**Exercise description**
Return all lines that include the string "Quarterly".

**Extracted records**

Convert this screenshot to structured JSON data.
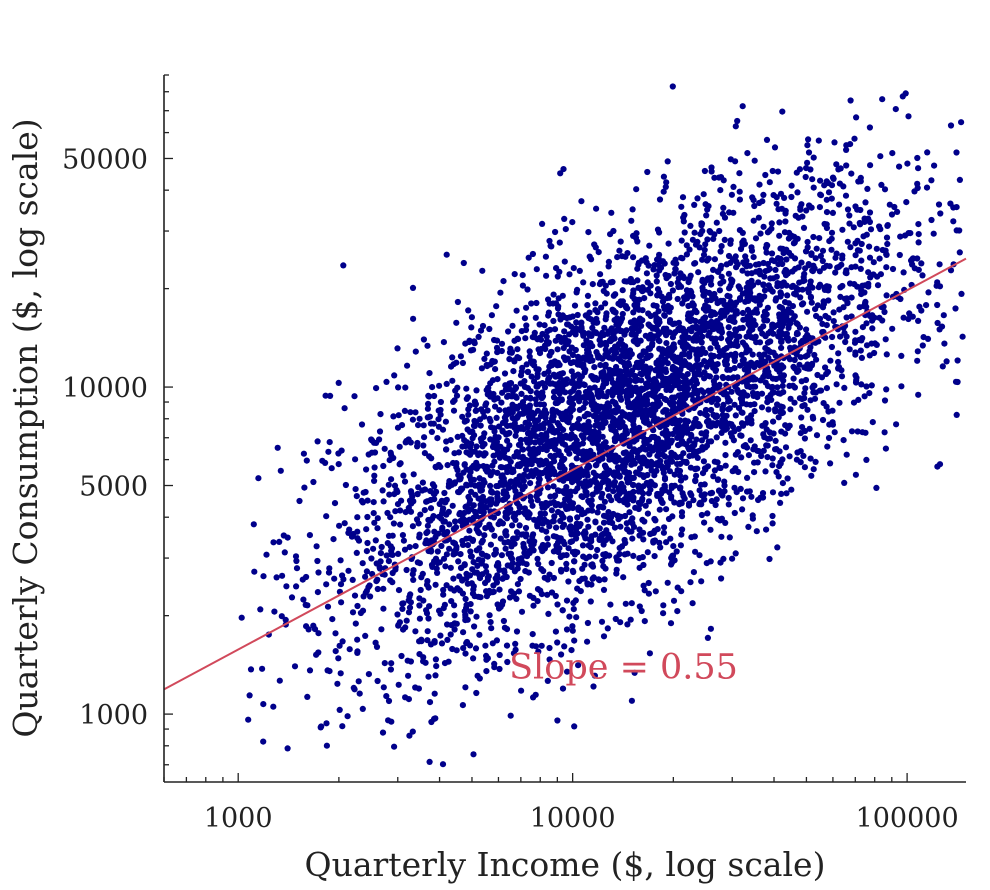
{
  "chart_data": {
    "type": "scatter",
    "title": "",
    "xlabel": "Quarterly Income ($, log scale)",
    "ylabel": "Quarterly Consumption ($, log scale)",
    "x_scale": "log",
    "y_scale": "log",
    "xlim": [
      600,
      150000
    ],
    "ylim": [
      620,
      90000
    ],
    "x_ticks": [
      {
        "value": 1000,
        "label": "1000"
      },
      {
        "value": 10000,
        "label": "10000"
      },
      {
        "value": 100000,
        "label": "100000"
      }
    ],
    "y_ticks": [
      {
        "value": 1000,
        "label": "1000"
      },
      {
        "value": 5000,
        "label": "5000"
      },
      {
        "value": 10000,
        "label": "10000"
      },
      {
        "value": 50000,
        "label": "50000"
      }
    ],
    "grid": false,
    "marker_color": "#00008B",
    "n_points_approx": 5000,
    "point_distribution": {
      "description": "bivariate log-normal cloud centered near income 14000, consumption 8000",
      "center": {
        "x": 14000,
        "y": 8000
      },
      "x_range": [
        1000,
        150000
      ],
      "y_range": [
        700,
        85000
      ]
    },
    "fit_line": {
      "slope": 0.55,
      "color": "#D1495B",
      "points": [
        {
          "x": 600,
          "y": 1190
        },
        {
          "x": 150000,
          "y": 24700
        }
      ]
    },
    "annotations": [
      {
        "text": "Slope = 0.55",
        "color": "#D1495B",
        "x": 14000,
        "y": 1400
      }
    ]
  }
}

**Answer for the task**
    "xlabel": "Quarterly Income ($, log scale)",
    "ylabel": "Quarterly Consumption ($, log scale)",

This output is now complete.